-------- LISTED ENTRIES

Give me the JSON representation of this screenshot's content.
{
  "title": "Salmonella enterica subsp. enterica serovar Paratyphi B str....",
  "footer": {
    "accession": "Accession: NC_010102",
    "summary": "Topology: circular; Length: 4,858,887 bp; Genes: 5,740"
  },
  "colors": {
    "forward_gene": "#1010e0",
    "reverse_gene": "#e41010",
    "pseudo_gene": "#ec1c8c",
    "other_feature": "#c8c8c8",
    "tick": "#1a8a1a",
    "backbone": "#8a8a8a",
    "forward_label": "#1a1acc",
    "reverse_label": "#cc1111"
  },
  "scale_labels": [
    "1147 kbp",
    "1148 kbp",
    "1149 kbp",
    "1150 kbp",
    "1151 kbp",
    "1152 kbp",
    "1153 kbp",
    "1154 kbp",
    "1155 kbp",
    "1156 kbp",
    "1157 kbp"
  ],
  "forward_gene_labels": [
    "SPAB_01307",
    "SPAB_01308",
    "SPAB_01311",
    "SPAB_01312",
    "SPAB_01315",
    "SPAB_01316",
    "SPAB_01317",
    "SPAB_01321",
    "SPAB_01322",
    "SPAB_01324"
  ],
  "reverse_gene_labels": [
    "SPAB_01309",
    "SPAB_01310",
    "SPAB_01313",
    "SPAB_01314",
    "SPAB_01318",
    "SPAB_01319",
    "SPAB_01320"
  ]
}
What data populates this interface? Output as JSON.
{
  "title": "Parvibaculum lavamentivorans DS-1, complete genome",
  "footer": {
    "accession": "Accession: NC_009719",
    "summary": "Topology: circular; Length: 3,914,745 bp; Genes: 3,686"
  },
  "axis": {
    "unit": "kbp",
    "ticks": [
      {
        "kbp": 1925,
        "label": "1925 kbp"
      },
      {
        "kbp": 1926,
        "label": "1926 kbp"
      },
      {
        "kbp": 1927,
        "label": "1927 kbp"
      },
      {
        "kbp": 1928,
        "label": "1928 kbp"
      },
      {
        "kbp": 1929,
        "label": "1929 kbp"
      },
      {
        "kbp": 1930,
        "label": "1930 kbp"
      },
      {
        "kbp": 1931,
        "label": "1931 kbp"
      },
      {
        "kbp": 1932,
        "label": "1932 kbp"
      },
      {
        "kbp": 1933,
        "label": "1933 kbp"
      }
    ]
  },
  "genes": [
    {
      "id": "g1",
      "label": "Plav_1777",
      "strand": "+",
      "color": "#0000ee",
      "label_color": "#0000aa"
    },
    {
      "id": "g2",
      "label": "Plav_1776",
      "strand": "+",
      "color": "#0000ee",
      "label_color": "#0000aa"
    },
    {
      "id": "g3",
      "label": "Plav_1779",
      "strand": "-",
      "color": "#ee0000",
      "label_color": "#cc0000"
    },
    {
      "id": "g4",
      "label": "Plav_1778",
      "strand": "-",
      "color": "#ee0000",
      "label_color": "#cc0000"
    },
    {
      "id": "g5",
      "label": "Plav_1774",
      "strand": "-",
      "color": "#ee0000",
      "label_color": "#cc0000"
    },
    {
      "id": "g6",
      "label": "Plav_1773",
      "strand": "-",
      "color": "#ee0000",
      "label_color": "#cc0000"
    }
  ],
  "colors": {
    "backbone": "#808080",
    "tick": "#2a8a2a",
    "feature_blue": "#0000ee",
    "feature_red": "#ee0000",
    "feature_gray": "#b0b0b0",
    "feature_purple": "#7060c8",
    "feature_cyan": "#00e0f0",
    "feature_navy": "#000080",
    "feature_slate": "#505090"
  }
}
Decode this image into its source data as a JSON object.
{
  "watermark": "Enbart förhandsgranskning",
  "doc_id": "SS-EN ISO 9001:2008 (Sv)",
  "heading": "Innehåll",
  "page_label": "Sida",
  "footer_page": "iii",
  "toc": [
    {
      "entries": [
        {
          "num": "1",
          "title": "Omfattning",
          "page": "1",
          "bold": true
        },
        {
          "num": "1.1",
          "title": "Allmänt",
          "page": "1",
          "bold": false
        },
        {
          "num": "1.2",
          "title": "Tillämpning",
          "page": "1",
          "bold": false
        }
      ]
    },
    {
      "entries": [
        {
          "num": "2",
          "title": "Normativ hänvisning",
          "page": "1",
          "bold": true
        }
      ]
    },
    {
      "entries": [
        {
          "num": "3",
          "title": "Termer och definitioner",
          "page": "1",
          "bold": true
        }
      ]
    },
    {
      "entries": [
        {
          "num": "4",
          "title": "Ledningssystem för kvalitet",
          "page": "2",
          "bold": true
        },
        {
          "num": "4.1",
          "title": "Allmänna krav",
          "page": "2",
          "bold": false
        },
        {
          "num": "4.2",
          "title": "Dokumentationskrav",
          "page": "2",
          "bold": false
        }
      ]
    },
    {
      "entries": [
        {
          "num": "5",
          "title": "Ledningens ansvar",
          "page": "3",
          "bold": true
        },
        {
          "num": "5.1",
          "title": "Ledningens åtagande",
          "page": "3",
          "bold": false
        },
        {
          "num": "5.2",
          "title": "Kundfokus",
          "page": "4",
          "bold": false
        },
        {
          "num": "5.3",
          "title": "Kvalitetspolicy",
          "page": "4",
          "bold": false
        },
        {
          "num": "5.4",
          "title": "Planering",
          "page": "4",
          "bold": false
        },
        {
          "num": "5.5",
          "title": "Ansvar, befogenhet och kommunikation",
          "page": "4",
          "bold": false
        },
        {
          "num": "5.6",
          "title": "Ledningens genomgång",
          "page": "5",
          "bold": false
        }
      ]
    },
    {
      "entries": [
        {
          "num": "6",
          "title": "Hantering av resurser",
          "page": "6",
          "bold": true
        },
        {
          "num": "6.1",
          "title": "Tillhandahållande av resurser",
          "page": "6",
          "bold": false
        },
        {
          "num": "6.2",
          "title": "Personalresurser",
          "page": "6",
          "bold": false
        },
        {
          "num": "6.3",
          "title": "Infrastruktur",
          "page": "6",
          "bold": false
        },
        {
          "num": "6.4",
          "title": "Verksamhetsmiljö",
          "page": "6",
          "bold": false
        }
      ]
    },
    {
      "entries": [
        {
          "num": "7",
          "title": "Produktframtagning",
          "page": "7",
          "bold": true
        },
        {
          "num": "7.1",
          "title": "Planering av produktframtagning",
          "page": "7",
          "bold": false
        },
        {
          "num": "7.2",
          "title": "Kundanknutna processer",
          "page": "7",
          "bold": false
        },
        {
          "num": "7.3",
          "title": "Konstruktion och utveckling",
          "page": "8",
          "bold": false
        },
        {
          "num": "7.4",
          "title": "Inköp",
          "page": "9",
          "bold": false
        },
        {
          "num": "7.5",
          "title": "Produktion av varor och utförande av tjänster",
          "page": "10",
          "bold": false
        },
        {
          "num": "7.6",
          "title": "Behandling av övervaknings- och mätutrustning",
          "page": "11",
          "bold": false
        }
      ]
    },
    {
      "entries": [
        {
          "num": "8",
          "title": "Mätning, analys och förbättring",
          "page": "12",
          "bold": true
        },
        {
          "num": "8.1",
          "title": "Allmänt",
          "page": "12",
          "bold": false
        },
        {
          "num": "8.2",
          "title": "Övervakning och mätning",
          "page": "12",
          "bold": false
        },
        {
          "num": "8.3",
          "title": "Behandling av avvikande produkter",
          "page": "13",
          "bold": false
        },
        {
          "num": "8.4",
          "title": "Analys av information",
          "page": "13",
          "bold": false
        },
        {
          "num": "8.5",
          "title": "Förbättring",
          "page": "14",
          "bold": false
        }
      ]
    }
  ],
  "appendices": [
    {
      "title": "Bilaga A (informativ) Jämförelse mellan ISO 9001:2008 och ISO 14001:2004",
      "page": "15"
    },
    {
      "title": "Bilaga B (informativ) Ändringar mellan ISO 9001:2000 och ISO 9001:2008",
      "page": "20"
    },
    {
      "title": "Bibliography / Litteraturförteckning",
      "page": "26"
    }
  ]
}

----------------

[WHAT IS EXPECTED]:
Retrieve each line of the data in which the word "JSON" can be found.

[FINAL ANSWER]:
Give me the JSON representation of this screenshot's content.
What data populates this interface? Output as JSON.
Decode this image into its source data as a JSON object.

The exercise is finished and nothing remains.